[Working data]
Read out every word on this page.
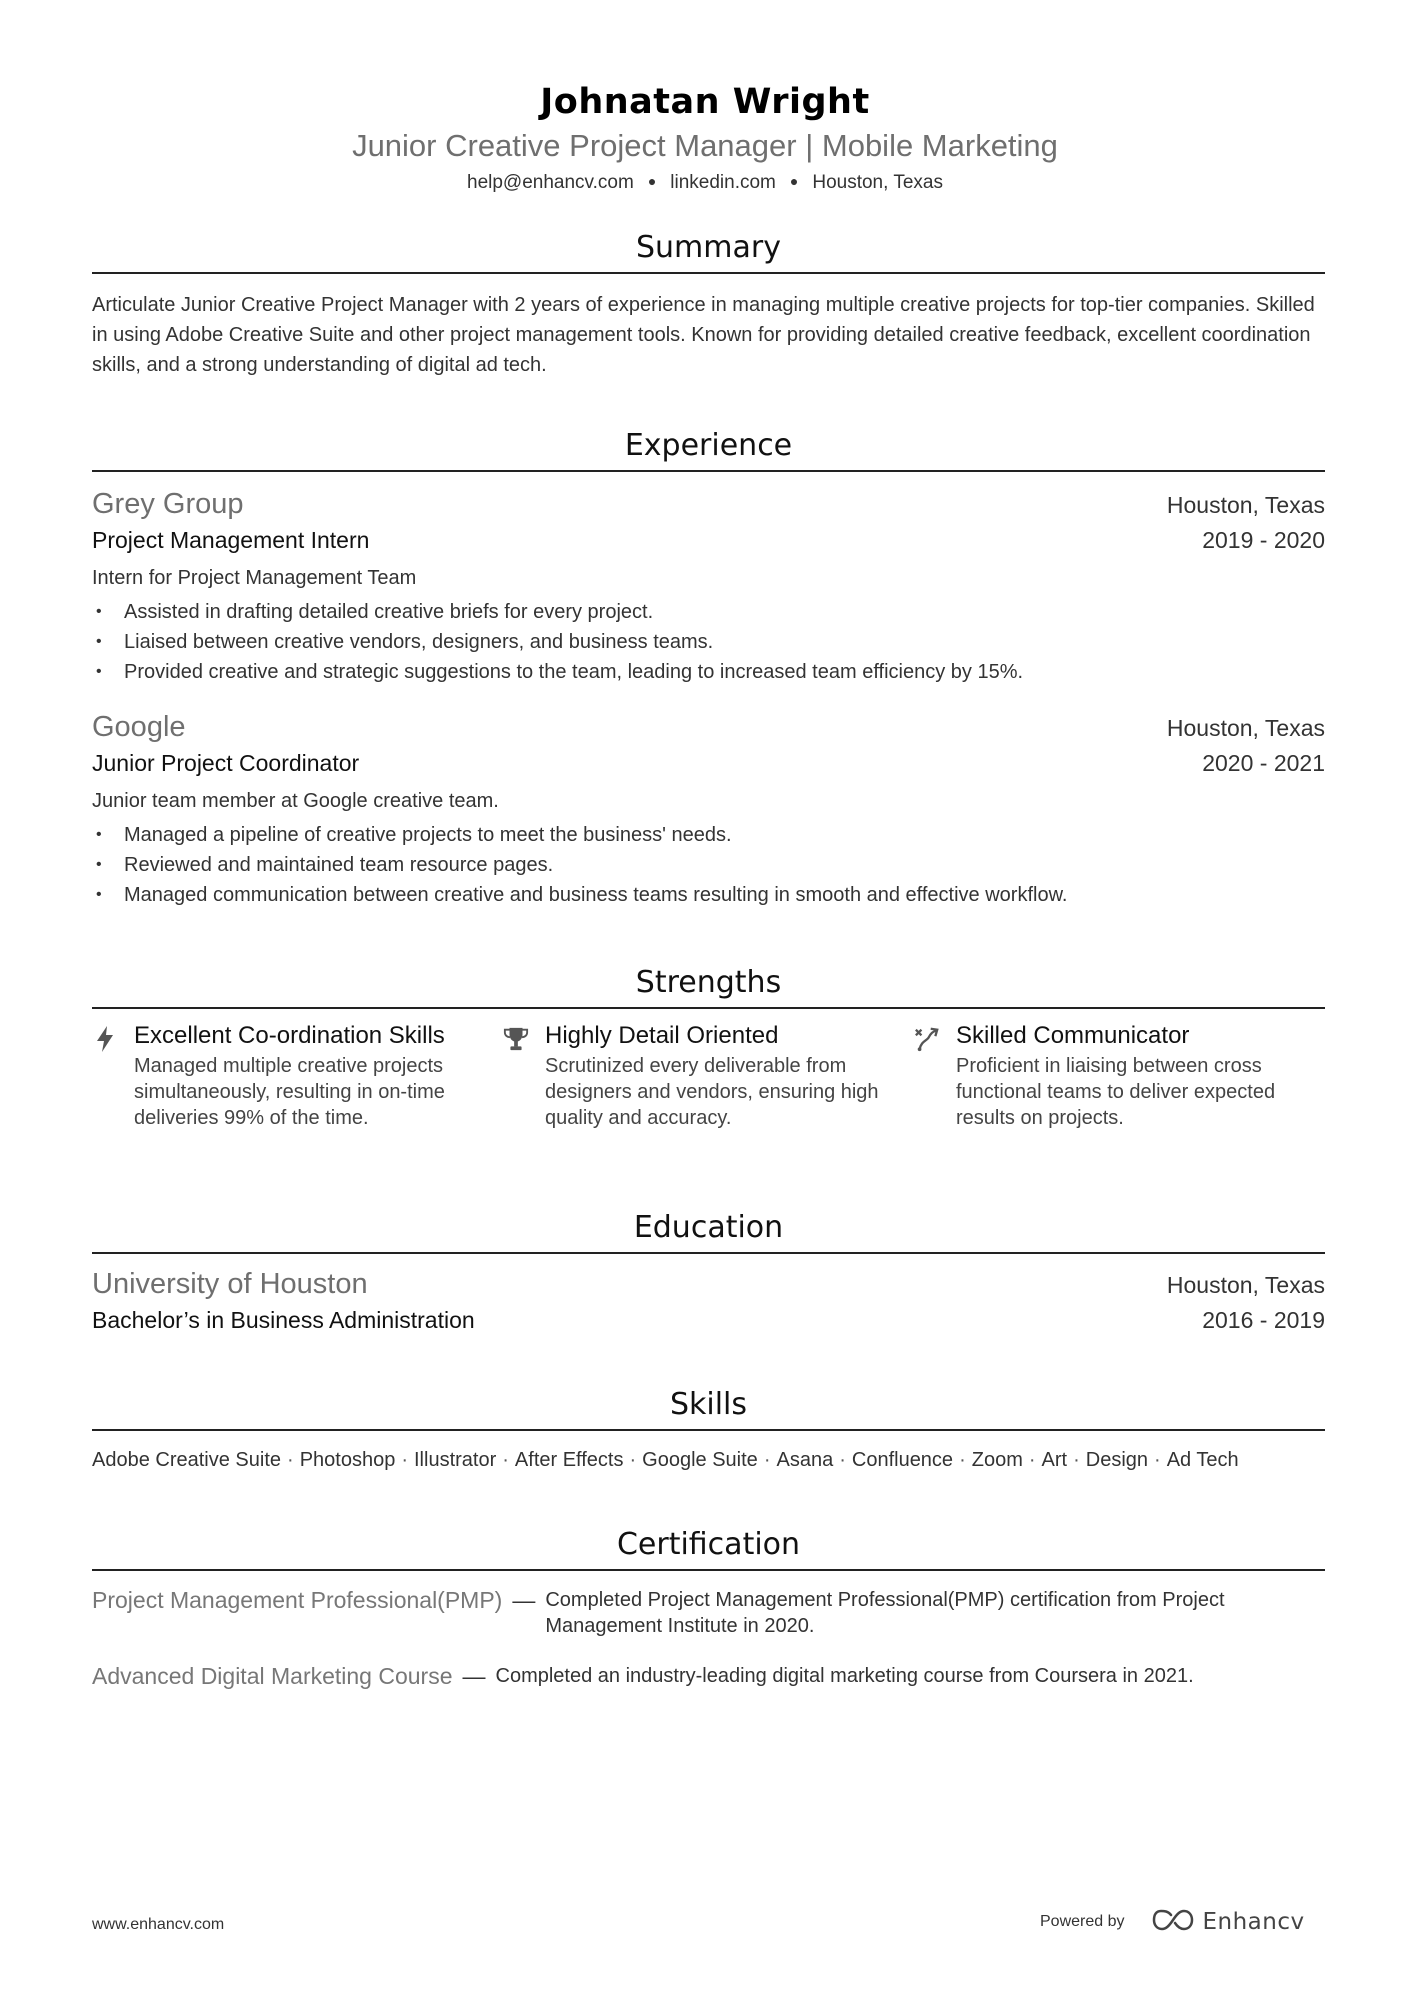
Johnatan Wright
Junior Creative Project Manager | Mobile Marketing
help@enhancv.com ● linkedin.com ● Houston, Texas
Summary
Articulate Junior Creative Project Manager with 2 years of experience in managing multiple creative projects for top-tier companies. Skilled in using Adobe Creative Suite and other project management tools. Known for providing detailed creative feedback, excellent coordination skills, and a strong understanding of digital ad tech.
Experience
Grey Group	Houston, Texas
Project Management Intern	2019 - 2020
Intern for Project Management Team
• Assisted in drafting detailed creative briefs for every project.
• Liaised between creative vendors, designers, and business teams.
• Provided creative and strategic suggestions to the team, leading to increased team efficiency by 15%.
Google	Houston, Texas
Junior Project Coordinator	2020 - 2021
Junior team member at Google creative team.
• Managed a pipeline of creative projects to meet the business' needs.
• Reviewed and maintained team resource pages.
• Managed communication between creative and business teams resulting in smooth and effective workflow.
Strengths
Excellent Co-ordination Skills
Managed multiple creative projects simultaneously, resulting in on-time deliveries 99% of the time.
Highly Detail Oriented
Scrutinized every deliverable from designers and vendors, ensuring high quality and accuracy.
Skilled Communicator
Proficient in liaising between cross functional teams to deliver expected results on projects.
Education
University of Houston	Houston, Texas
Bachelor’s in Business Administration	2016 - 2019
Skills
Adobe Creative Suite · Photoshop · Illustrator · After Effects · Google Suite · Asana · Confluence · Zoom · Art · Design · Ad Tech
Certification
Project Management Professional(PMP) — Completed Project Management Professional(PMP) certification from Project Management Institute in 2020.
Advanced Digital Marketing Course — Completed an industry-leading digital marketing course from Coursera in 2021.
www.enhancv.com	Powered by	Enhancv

[Aim of the task] Write down every line of the data above that includes the string "detailed".

[Finished task]
Articulate Junior Creative Project Manager with 2 years of experience in managing multiple creative projects for top-tier companies. Skilled in using Adobe Creative Suite and other project management tools. Known for providing detailed creative feedback, excellent coordination skills, and a strong understanding of digital ad tech.
• Assisted in drafting detailed creative briefs for every project.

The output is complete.